(Annotated element listings)
□ □ □
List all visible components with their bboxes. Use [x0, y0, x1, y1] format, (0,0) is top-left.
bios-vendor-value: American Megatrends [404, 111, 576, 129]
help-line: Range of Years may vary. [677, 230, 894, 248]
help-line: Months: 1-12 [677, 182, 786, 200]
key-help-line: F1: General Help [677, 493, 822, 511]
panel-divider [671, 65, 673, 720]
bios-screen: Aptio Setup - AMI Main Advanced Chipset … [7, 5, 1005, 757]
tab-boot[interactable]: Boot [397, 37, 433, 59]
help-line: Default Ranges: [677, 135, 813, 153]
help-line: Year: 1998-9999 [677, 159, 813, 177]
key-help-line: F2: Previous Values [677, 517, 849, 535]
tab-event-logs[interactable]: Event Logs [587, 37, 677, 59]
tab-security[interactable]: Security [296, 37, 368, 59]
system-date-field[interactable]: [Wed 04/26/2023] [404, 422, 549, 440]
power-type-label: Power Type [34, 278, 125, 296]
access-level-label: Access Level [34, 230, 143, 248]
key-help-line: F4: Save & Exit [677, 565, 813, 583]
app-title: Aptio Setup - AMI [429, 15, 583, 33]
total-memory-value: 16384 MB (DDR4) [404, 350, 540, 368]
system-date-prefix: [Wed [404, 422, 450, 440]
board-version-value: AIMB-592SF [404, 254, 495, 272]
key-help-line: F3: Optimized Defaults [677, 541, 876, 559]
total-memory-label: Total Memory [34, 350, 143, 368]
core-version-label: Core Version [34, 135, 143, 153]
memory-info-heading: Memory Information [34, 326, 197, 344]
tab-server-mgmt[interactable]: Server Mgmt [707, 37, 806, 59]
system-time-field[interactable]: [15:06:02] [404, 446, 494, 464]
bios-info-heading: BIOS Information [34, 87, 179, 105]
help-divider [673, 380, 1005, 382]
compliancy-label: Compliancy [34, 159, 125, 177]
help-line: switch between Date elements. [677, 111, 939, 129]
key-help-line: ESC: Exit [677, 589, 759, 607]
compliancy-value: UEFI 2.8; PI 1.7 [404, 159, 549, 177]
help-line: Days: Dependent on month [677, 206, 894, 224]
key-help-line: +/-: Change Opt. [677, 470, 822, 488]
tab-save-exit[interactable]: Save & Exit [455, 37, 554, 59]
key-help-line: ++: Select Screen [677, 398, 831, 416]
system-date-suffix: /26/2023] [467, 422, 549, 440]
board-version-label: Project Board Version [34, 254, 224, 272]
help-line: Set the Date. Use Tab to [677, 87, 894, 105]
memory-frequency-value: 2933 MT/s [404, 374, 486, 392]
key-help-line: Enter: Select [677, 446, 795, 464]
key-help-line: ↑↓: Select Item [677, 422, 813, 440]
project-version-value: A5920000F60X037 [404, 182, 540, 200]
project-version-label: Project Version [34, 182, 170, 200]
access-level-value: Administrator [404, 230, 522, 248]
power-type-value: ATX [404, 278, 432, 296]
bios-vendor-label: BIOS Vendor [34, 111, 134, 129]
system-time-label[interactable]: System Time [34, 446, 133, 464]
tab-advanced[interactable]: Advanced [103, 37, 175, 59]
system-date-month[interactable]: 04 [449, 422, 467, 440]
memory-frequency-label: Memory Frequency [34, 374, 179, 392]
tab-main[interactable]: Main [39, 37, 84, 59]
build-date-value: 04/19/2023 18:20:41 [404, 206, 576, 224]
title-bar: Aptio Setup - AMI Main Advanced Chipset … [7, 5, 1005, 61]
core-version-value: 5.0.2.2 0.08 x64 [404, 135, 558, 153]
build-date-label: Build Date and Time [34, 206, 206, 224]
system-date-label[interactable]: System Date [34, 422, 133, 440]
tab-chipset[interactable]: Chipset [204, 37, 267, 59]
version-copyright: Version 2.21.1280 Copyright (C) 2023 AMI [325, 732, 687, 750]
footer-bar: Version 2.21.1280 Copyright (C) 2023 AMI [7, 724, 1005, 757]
□ □ □
# Exercise objective:
Reproduce the data word for word from its first line through the line containing "help-line: Set the", and include both of those lines.

# Output below:
List all visible components with their bboxes. Use [x0, y0, x1, y1] format, (0,0) is top-left.
bios-vendor-value: American Megatrends [404, 111, 576, 129]
help-line: Range of Years may vary. [677, 230, 894, 248]
help-line: Months: 1-12 [677, 182, 786, 200]
key-help-line: F1: General Help [677, 493, 822, 511]
panel-divider [671, 65, 673, 720]
bios-screen: Aptio Setup - AMI Main Advanced Chipset … [7, 5, 1005, 757]
tab-boot[interactable]: Boot [397, 37, 433, 59]
help-line: Default Ranges: [677, 135, 813, 153]
help-line: Year: 1998-9999 [677, 159, 813, 177]
key-help-line: F2: Previous Values [677, 517, 849, 535]
tab-event-logs[interactable]: Event Logs [587, 37, 677, 59]
tab-security[interactable]: Security [296, 37, 368, 59]
system-date-field[interactable]: [Wed 04/26/2023] [404, 422, 549, 440]
power-type-label: Power Type [34, 278, 125, 296]
access-level-label: Access Level [34, 230, 143, 248]
key-help-line: F4: Save & Exit [677, 565, 813, 583]
app-title: Aptio Setup - AMI [429, 15, 583, 33]
total-memory-value: 16384 MB (DDR4) [404, 350, 540, 368]
system-date-prefix: [Wed [404, 422, 450, 440]
board-version-value: AIMB-592SF [404, 254, 495, 272]
key-help-line: F3: Optimized Defaults [677, 541, 876, 559]
total-memory-label: Total Memory [34, 350, 143, 368]
core-version-label: Core Version [34, 135, 143, 153]
memory-info-heading: Memory Information [34, 326, 197, 344]
tab-server-mgmt[interactable]: Server Mgmt [707, 37, 806, 59]
system-time-field[interactable]: [15:06:02] [404, 446, 494, 464]
bios-info-heading: BIOS Information [34, 87, 179, 105]
help-divider [673, 380, 1005, 382]
compliancy-label: Compliancy [34, 159, 125, 177]
help-line: switch between Date elements. [677, 111, 939, 129]
key-help-line: ESC: Exit [677, 589, 759, 607]
compliancy-value: UEFI 2.8; PI 1.7 [404, 159, 549, 177]
help-line: Days: Dependent on month [677, 206, 894, 224]
key-help-line: +/-: Change Opt. [677, 470, 822, 488]
tab-save-exit[interactable]: Save & Exit [455, 37, 554, 59]
key-help-line: ++: Select Screen [677, 398, 831, 416]
system-date-suffix: /26/2023] [467, 422, 549, 440]
board-version-label: Project Board Version [34, 254, 224, 272]
help-line: Set the Date. Use Tab to [677, 87, 894, 105]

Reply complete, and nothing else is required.